--- BEGIN ---

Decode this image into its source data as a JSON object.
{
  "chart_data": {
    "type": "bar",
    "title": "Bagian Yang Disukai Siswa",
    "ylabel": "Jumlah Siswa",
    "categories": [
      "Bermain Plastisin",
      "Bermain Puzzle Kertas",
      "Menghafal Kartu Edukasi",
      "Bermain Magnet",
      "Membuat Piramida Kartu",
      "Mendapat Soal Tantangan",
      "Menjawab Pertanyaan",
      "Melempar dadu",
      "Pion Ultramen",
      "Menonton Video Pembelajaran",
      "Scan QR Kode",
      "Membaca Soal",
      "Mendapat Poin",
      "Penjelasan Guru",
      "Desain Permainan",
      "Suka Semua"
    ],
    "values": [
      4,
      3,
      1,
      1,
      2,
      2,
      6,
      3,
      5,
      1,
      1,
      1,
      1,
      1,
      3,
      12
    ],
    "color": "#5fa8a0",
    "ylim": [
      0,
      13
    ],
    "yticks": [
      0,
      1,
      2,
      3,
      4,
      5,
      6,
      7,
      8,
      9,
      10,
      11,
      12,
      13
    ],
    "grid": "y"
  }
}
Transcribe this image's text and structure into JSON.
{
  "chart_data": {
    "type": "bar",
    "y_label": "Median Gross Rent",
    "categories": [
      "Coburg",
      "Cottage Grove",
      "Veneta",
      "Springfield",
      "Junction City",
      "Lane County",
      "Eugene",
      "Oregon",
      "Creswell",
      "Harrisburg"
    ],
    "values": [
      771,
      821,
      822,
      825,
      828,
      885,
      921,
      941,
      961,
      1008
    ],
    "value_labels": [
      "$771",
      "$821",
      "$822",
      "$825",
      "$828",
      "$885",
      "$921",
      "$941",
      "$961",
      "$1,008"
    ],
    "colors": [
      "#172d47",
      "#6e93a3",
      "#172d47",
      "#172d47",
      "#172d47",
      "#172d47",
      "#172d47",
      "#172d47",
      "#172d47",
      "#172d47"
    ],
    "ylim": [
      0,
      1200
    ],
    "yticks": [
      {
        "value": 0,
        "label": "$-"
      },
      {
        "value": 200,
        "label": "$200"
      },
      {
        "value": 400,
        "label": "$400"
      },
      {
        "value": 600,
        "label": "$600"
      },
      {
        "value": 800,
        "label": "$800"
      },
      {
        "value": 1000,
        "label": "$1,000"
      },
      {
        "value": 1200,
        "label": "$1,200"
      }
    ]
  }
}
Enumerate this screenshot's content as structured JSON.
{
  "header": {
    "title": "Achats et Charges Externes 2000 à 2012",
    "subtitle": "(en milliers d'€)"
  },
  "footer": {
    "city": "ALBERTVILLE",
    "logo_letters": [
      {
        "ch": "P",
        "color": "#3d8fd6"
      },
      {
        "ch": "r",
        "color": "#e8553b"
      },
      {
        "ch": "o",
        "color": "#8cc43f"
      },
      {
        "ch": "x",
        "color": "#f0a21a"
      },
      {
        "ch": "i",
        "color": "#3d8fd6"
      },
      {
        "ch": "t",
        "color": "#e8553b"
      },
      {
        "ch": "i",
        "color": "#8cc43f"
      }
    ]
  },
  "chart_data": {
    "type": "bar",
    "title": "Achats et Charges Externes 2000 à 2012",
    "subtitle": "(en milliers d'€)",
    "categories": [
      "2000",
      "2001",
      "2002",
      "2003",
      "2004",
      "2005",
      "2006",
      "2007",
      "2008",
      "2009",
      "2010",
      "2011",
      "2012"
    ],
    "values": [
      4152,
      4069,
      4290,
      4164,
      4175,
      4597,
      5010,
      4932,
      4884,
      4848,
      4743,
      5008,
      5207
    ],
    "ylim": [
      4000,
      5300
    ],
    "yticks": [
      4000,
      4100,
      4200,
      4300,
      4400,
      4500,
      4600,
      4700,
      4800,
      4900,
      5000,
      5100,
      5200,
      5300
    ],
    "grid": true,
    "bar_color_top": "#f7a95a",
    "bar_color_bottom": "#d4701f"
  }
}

--- END ---

*SET TASK:* In the material above, show every line where the word "subtitle" turns up.

*SOLUTION FOR THIS PROBLEM:*
    "subtitle": "(en milliers d'€)"
    "subtitle": "(en milliers d'€)",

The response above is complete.